WHAT TO WORK ON -
Your task is to transcribe all the entries exactly, excluding pictures.

Excerpts from a figure dataset -
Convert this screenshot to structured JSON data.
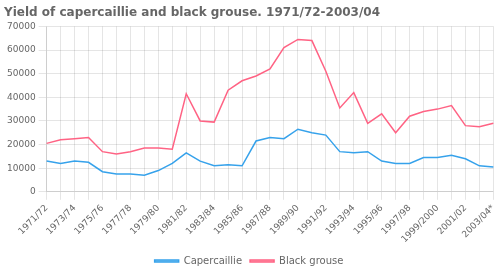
{
  "chart_data": {
    "type": "line",
    "title": "Yield of capercaillie and black grouse. 1971/72-2003/04",
    "categories": [
      "1971/72",
      null,
      "1973/74",
      null,
      "1975/76",
      null,
      "1977/78",
      null,
      "1979/80",
      null,
      "1981/82",
      null,
      "1983/84",
      null,
      "1985/86",
      null,
      "1987/88",
      null,
      "1989/90",
      null,
      "1991/92",
      null,
      "1993/94",
      null,
      "1995/96",
      null,
      "1997/98",
      null,
      "1999/2000",
      null,
      "2001/02",
      null,
      "2003/04*"
    ],
    "series": [
      {
        "name": "Capercaillie",
        "values": [
          13000,
          12000,
          13000,
          12500,
          8500,
          7500,
          7500,
          7000,
          9000,
          12000,
          16500,
          13000,
          11000,
          11500,
          11000,
          21500,
          23000,
          22500,
          26500,
          25000,
          24000,
          17000,
          16500,
          17000,
          13000,
          12000,
          12000,
          14500,
          14500,
          15500,
          14000,
          11000,
          10500
        ]
      },
      {
        "name": "Black grouse",
        "values": [
          20500,
          22000,
          22500,
          23000,
          17000,
          16000,
          17000,
          18500,
          18500,
          18000,
          41500,
          30000,
          29500,
          43000,
          47000,
          49000,
          52000,
          61000,
          64500,
          64000,
          51000,
          35500,
          42000,
          29000,
          33000,
          25000,
          32000,
          34000,
          35000,
          36500,
          28000,
          27500,
          29000
        ]
      }
    ],
    "ylim": [
      0,
      70000
    ],
    "yticks": [
      0,
      10000,
      20000,
      30000,
      40000,
      50000,
      60000,
      70000
    ],
    "grid": true,
    "legend": "bottom"
  }
}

WRITTEN SOLUTION -
Convert this screenshot to structured JSON data.
{
  "chart_data": {
    "type": "line",
    "title": "Yield of capercaillie and black grouse. 1971/72-2003/04",
    "categories": [
      "1971/72",
      null,
      "1973/74",
      null,
      "1975/76",
      null,
      "1977/78",
      null,
      "1979/80",
      null,
      "1981/82",
      null,
      "1983/84",
      null,
      "1985/86",
      null,
      "1987/88",
      null,
      "1989/90",
      null,
      "1991/92",
      null,
      "1993/94",
      null,
      "1995/96",
      null,
      "1997/98",
      null,
      "1999/2000",
      null,
      "2001/02",
      null,
      "2003/04*"
    ],
    "series": [
      {
        "name": "Capercaillie",
        "values": [
          13000,
          12000,
          13000,
          12500,
          8500,
          7500,
          7500,
          7000,
          9000,
          12000,
          16500,
          13000,
          11000,
          11500,
          11000,
          21500,
          23000,
          22500,
          26500,
          25000,
          24000,
          17000,
          16500,
          17000,
          13000,
          12000,
          12000,
          14500,
          14500,
          15500,
          14000,
          11000,
          10500
        ]
      },
      {
        "name": "Black grouse",
        "values": [
          20500,
          22000,
          22500,
          23000,
          17000,
          16000,
          17000,
          18500,
          18500,
          18000,
          41500,
          30000,
          29500,
          43000,
          47000,
          49000,
          52000,
          61000,
          64500,
          64000,
          51000,
          35500,
          42000,
          29000,
          33000,
          25000,
          32000,
          34000,
          35000,
          36500,
          28000,
          27500,
          29000
        ]
      }
    ],
    "ylim": [
      0,
      70000
    ],
    "yticks": [
      0,
      10000,
      20000,
      30000,
      40000,
      50000,
      60000,
      70000
    ],
    "grid": true,
    "legend": "bottom"
  }
}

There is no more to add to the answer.